Format the data, from its first line through the line containing "Text: 0 μg/mL: 0", both inclusive, as a JSON list of strings with one string per line and blank lines omitted.

==== Data for processing

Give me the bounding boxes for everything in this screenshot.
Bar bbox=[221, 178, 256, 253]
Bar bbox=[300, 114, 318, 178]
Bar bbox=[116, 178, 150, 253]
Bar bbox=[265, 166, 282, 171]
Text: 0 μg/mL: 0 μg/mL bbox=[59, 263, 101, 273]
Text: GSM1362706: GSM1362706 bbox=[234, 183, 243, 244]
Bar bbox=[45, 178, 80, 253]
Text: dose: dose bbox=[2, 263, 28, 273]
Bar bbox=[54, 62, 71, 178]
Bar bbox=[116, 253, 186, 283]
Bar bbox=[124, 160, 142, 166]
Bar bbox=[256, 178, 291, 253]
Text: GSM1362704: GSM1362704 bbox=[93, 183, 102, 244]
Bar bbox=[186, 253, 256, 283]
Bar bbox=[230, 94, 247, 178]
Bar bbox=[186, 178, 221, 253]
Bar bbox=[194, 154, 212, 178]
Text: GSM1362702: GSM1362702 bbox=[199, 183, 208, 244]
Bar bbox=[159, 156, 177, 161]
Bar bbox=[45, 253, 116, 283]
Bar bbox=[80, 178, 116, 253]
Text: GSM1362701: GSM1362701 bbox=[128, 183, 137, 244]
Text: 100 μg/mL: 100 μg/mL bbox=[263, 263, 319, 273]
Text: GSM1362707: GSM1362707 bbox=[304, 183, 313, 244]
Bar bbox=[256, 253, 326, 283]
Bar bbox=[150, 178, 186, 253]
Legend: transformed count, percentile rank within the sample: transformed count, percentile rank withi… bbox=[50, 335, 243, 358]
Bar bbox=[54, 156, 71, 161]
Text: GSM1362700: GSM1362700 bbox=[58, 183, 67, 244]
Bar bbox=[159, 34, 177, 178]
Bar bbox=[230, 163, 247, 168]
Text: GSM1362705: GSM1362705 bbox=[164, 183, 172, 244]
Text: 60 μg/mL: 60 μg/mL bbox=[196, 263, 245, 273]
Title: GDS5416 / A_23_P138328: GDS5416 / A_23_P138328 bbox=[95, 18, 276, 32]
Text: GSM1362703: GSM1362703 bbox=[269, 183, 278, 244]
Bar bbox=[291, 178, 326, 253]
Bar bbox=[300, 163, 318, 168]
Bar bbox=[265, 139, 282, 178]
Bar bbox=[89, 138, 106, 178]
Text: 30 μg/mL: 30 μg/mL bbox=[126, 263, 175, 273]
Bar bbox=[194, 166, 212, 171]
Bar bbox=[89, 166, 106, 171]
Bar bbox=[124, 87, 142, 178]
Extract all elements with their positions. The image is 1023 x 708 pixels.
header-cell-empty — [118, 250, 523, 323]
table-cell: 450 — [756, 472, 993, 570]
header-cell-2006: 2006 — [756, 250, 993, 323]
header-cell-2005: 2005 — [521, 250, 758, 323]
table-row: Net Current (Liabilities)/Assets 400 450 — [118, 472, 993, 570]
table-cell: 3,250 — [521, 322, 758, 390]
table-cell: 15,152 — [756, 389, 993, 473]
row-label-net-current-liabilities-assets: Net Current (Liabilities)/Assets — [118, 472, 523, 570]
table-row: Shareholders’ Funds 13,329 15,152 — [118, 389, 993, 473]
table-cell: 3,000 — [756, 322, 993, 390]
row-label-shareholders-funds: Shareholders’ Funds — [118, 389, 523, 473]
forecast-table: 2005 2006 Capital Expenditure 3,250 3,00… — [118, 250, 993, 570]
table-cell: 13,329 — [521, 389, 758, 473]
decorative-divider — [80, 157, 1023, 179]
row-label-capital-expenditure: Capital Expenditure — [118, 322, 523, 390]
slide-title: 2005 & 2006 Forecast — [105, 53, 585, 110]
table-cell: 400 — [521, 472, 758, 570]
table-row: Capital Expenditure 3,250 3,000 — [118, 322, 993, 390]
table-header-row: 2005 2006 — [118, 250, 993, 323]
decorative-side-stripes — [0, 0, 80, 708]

========

#### [Complete answer]
[
  "Give me the bounding boxes for everything in this screenshot.",
  "Bar bbox=[221, 178, 256, 253]",
  "Bar bbox=[300, 114, 318, 178]",
  "Bar bbox=[116, 178, 150, 253]",
  "Bar bbox=[265, 166, 282, 171]",
  "Text: 0 μg/mL: 0 μg/mL bbox=[59, 263, 101, 273]"
]